Collected data
--*--
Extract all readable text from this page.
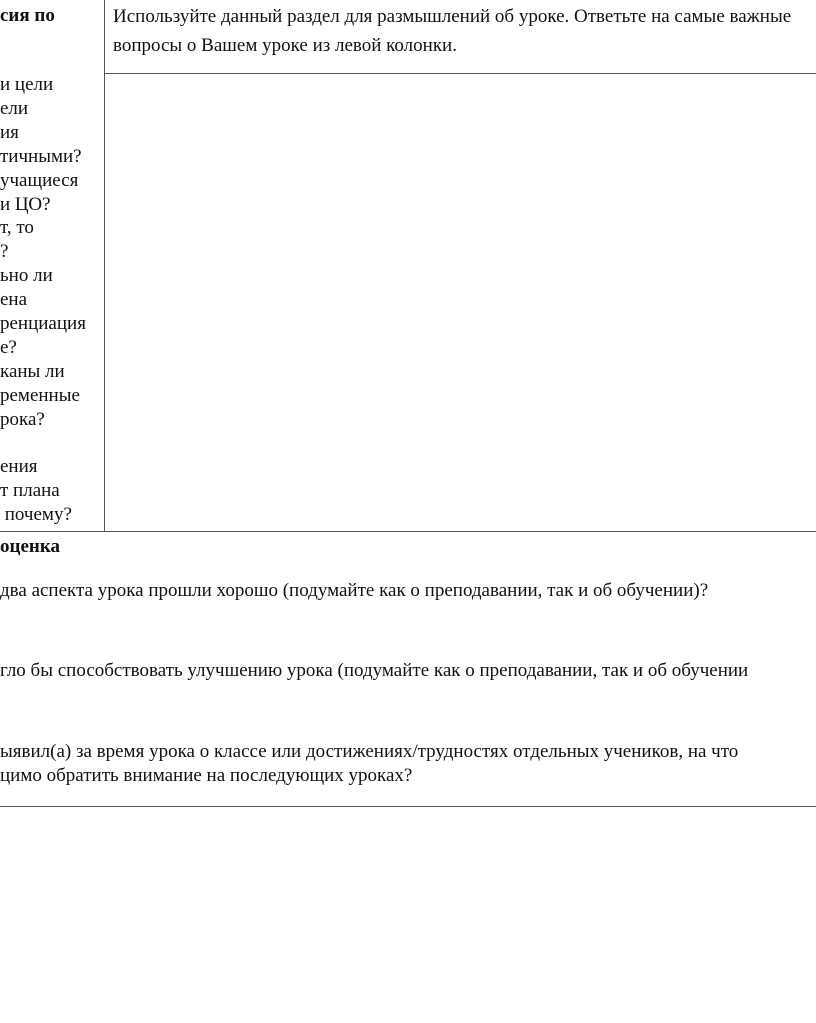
сия по
и цели
ели
ия
тичными?
учащиеся
и ЦО?
т, то
?
ьно ли
ена
ренциация
е?
каны ли
ременные
рока?
ения
т плана
почему?
Используйте данный раздел для размышлений об уроке. Ответьте на самые важные вопросы о Вашем уроке из левой колонки.
оценка
два аспекта урока прошли хорошо (подумайте как о преподавании, так и об обучении)?
гло бы способствовать улучшению урока (подумайте как о преподавании, так и об обучении
ыявил(а) за время урока о классе или достижениях/трудностях отдельных учеников, на что
цимо обратить внимание на последующих уроках?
--*--
THE PROBLEM
Verbatim reproduction of every record is required; images are left out.

RESULT OF THIS TASK
Extract all readable text from this page.
сия по
и цели
ели
ия
тичными?
учащиеся
и ЦО?
т, то
?
ьно ли
ена
ренциация
е?
каны ли
ременные
рока?
ения
т плана
почему?
Используйте данный раздел для размышлений об уроке. Ответьте на самые важные вопросы о Вашем уроке из левой колонки.
оценка
два аспекта урока прошли хорошо (подумайте как о преподавании, так и об обучении)?
гло бы способствовать улучшению урока (подумайте как о преподавании, так и об обучении
ыявил(а) за время урока о классе или достижениях/трудностях отдельных учеников, на что
цимо обратить внимание на последующих уроках?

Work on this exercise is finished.